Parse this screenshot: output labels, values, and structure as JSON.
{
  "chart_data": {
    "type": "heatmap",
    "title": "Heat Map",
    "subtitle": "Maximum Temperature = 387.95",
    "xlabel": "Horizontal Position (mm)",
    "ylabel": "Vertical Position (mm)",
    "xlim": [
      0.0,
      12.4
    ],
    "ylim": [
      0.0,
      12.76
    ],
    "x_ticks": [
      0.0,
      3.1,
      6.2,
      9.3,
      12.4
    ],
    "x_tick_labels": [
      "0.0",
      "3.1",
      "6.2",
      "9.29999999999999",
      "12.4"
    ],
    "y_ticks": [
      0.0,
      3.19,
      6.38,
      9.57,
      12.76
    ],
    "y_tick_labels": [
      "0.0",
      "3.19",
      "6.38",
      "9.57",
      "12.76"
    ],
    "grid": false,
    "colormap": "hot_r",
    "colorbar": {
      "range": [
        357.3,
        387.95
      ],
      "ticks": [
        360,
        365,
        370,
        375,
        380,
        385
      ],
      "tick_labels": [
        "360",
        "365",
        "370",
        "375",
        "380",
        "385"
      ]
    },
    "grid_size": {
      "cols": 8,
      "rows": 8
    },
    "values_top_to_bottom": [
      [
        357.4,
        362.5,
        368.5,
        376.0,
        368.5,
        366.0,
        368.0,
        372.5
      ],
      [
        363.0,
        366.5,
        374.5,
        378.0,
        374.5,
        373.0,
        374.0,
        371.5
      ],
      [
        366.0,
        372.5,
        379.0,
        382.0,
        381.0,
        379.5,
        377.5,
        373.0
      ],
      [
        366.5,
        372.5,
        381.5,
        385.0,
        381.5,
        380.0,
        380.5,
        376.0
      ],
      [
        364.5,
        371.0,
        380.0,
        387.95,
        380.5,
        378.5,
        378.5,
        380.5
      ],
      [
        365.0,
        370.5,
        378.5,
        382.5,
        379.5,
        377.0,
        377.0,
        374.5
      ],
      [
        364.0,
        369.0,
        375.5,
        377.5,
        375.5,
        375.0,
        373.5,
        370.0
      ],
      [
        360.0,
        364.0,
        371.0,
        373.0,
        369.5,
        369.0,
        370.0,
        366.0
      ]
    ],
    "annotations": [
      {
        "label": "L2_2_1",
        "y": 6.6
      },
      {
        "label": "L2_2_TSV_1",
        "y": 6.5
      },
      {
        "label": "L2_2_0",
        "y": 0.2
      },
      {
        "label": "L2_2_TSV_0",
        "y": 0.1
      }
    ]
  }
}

------------------------------

> **GIVEN REQUEST**: List the lines that contain the word "Position".

> **CORRECT ANSWER**:
    "xlabel": "Horizontal Position (mm)",
    "ylabel": "Vertical Position (mm)",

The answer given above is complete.